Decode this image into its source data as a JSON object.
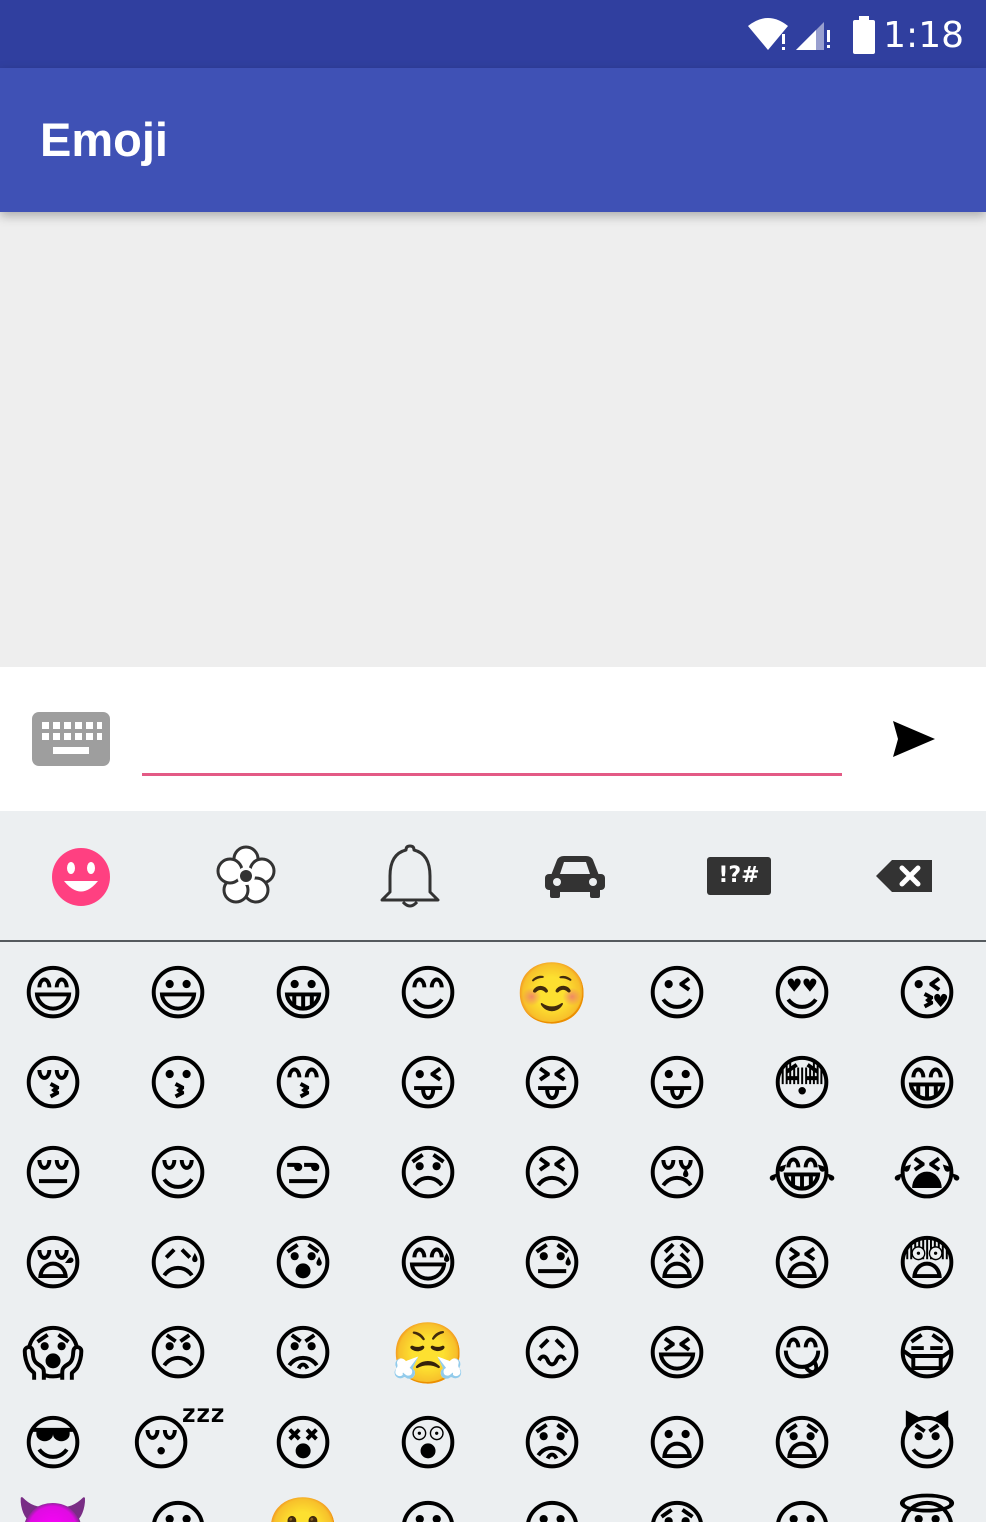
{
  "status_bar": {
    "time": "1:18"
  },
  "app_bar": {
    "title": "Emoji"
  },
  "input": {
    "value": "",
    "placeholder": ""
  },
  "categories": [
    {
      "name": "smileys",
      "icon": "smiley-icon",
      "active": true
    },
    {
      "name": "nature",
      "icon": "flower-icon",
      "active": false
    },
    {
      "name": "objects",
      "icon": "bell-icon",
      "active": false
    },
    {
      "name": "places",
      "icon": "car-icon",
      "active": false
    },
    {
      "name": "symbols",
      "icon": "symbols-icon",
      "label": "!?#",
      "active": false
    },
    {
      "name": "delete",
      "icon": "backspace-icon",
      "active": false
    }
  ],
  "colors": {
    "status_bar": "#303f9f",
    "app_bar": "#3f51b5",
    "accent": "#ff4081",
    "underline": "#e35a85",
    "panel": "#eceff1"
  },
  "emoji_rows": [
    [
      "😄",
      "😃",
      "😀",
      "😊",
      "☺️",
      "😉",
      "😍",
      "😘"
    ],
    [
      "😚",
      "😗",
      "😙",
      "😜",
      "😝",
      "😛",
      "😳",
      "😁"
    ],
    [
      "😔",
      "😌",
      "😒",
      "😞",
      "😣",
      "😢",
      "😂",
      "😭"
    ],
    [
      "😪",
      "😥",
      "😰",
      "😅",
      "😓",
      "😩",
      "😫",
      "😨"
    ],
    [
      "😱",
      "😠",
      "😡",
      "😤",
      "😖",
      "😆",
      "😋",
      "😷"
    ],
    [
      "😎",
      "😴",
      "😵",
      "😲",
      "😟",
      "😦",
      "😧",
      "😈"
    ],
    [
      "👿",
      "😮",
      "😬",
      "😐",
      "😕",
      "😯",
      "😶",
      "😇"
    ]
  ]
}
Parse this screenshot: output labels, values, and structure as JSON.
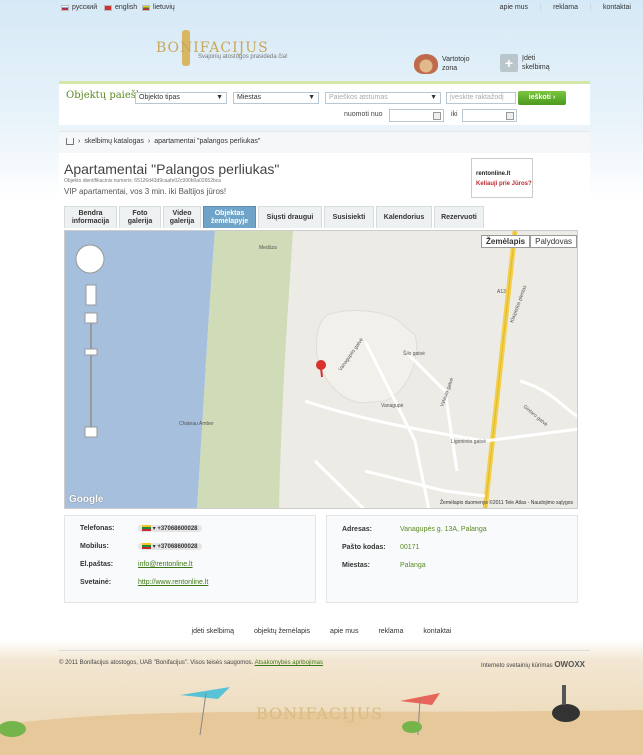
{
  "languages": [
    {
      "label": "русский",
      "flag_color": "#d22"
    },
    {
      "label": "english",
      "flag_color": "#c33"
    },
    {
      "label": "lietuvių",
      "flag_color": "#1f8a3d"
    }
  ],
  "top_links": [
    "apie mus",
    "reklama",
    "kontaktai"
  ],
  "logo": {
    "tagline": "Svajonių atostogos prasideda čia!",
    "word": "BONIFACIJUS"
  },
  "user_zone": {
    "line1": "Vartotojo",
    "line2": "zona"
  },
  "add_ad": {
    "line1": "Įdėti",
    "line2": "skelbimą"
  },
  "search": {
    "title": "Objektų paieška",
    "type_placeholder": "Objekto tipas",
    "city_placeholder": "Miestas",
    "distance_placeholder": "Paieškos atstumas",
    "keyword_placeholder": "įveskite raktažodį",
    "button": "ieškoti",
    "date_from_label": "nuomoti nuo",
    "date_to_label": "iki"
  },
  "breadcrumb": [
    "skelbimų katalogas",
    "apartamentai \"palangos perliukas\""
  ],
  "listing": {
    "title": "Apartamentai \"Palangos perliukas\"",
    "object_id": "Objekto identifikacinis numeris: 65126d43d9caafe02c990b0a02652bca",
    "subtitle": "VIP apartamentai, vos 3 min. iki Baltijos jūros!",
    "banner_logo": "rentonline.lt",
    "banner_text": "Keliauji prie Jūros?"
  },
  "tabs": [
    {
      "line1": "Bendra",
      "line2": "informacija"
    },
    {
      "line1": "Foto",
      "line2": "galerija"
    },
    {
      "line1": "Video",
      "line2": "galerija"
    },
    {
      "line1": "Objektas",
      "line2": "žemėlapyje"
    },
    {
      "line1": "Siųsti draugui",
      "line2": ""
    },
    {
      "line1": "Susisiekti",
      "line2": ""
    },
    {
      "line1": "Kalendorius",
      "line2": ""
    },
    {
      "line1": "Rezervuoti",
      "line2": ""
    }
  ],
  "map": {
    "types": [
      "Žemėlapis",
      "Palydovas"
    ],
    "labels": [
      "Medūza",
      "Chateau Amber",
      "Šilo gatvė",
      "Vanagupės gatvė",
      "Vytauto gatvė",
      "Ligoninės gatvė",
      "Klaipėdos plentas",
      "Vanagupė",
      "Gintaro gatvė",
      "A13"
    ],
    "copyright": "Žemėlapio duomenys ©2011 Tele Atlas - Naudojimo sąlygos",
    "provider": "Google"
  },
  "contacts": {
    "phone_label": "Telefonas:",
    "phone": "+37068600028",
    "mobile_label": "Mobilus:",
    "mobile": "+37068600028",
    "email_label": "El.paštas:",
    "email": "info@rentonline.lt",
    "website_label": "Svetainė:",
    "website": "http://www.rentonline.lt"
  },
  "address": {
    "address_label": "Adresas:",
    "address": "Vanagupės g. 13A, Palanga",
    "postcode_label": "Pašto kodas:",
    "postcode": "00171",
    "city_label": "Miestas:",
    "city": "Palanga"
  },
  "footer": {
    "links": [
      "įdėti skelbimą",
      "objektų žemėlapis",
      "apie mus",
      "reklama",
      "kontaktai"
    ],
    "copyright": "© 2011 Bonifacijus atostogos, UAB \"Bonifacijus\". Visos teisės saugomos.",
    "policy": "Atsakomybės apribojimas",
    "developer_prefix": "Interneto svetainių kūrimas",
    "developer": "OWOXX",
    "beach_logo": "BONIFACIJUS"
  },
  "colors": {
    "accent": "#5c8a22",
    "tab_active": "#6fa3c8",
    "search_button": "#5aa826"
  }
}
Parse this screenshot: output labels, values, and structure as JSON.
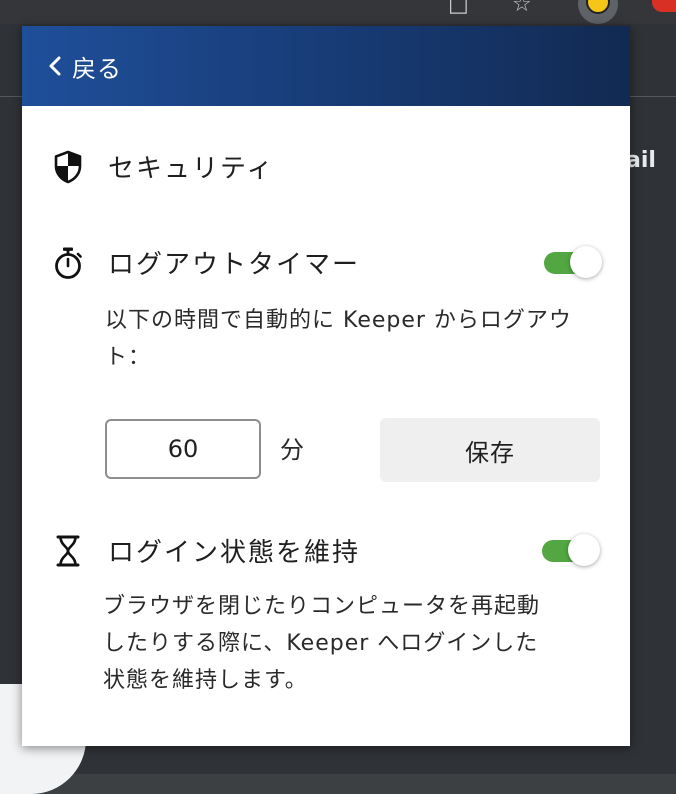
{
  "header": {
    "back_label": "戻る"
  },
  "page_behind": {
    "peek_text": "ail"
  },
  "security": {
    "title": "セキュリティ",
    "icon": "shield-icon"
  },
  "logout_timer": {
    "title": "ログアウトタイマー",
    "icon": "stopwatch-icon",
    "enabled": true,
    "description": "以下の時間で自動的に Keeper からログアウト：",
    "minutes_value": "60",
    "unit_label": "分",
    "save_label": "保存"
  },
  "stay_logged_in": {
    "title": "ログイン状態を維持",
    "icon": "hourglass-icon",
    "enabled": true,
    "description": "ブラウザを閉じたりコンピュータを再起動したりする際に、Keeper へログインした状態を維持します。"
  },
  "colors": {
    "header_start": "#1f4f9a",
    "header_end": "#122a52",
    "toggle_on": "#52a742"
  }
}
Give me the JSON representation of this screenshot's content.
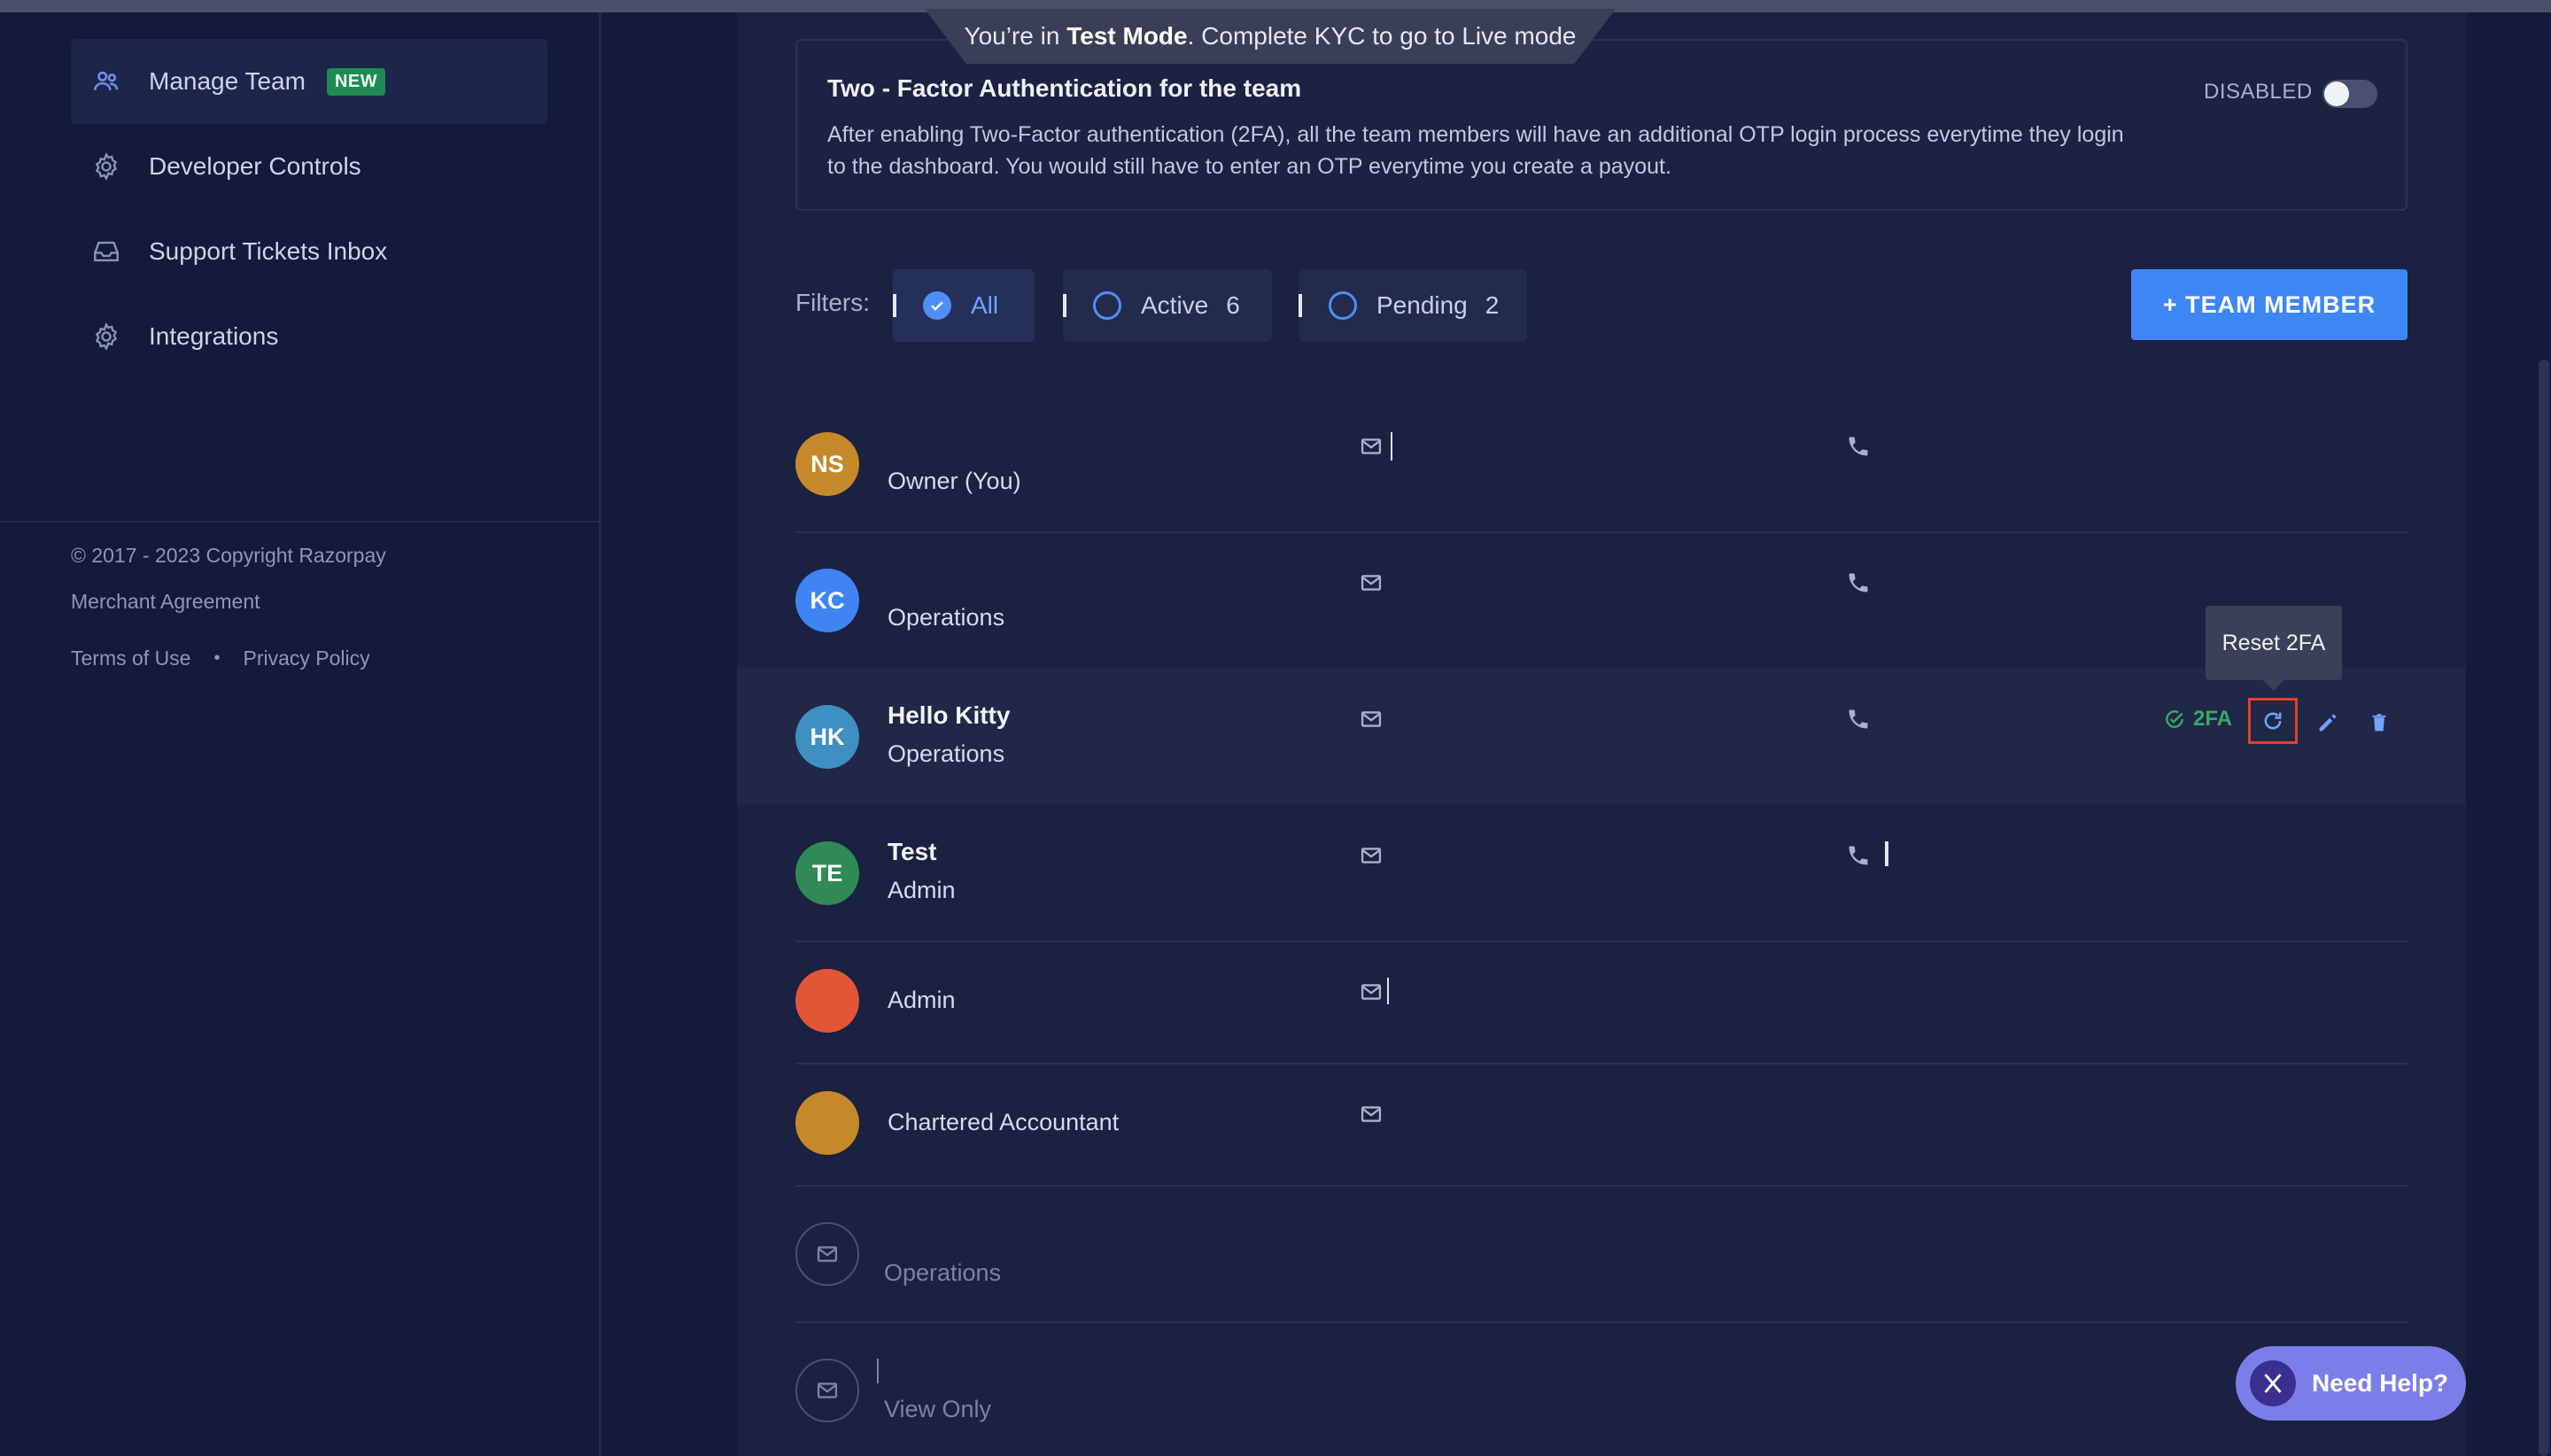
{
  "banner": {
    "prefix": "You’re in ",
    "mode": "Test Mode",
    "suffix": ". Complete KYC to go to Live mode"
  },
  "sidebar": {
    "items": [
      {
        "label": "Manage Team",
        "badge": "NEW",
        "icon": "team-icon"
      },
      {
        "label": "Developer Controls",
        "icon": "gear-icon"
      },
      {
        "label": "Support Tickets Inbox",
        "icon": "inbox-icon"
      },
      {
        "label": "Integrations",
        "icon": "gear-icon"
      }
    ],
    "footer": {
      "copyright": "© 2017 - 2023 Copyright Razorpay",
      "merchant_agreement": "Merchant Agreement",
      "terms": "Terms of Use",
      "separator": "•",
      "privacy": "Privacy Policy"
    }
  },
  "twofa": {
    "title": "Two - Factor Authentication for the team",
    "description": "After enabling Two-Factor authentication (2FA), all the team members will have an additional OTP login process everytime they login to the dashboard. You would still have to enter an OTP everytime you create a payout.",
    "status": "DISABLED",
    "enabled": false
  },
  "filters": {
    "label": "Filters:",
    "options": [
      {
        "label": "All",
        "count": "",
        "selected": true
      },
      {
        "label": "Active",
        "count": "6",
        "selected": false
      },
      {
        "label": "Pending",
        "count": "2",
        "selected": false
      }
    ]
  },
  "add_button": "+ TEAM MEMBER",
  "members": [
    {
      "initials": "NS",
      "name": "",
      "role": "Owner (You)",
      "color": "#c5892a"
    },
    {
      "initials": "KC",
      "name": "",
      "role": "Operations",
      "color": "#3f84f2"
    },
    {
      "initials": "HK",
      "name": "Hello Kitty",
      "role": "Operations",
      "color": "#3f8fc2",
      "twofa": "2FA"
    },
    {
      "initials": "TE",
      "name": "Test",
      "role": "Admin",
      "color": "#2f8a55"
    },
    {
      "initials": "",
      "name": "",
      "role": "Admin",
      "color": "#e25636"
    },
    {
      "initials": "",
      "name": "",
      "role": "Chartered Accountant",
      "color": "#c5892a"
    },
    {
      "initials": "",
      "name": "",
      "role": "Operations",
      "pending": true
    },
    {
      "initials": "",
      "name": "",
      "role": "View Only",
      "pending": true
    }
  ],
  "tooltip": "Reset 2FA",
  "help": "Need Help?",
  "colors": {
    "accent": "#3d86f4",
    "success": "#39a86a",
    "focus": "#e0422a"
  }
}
########################################
From the listing above, pick out every line containing "Miestas".

## Solution for this task
    "city_placeholder": "Miestas",
    "city_label": "Miestas:",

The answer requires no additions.